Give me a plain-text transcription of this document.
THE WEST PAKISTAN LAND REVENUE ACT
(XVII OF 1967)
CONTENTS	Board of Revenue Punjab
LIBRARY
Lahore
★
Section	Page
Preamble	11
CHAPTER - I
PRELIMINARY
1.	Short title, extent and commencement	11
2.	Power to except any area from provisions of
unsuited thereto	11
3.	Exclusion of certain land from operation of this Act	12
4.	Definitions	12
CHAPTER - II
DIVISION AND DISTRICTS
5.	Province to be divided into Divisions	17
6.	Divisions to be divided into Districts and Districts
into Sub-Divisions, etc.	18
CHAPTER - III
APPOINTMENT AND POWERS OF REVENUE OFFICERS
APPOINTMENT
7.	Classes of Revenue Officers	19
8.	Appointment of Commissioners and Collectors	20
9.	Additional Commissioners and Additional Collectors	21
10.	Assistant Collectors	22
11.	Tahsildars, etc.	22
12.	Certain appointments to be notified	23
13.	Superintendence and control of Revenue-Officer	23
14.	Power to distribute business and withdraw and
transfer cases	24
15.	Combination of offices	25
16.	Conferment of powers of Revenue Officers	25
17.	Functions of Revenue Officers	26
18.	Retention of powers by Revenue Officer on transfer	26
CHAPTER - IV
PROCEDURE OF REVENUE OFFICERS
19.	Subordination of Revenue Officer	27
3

○ ○ ○ ○ ○

Written instruction
The whole listing above needs to be written out again exactly.

Result of this exercise
Give me a plain-text transcription of this document.
THE WEST PAKISTAN LAND REVENUE ACT
(XVII OF 1967)
CONTENTS	Board of Revenue Punjab
LIBRARY
Lahore
★
Section	Page
Preamble	11
CHAPTER - I
PRELIMINARY
1.	Short title, extent and commencement	11
2.	Power to except any area from provisions of
unsuited thereto	11
3.	Exclusion of certain land from operation of this Act	12
4.	Definitions	12
CHAPTER - II
DIVISION AND DISTRICTS
5.	Province to be divided into Divisions	17
6.	Divisions to be divided into Districts and Districts
into Sub-Divisions, etc.	18
CHAPTER - III
APPOINTMENT AND POWERS OF REVENUE OFFICERS
APPOINTMENT
7.	Classes of Revenue Officers	19
8.	Appointment of Commissioners and Collectors	20
9.	Additional Commissioners and Additional Collectors	21
10.	Assistant Collectors	22
11.	Tahsildars, etc.	22
12.	Certain appointments to be notified	23
13.	Superintendence and control of Revenue-Officer	23
14.	Power to distribute business and withdraw and
transfer cases	24
15.	Combination of offices	25
16.	Conferment of powers of Revenue Officers	25
17.	Functions of Revenue Officers	26
18.	Retention of powers by Revenue Officer on transfer	26
CHAPTER - IV
PROCEDURE OF REVENUE OFFICERS
19.	Subordination of Revenue Officer	27
3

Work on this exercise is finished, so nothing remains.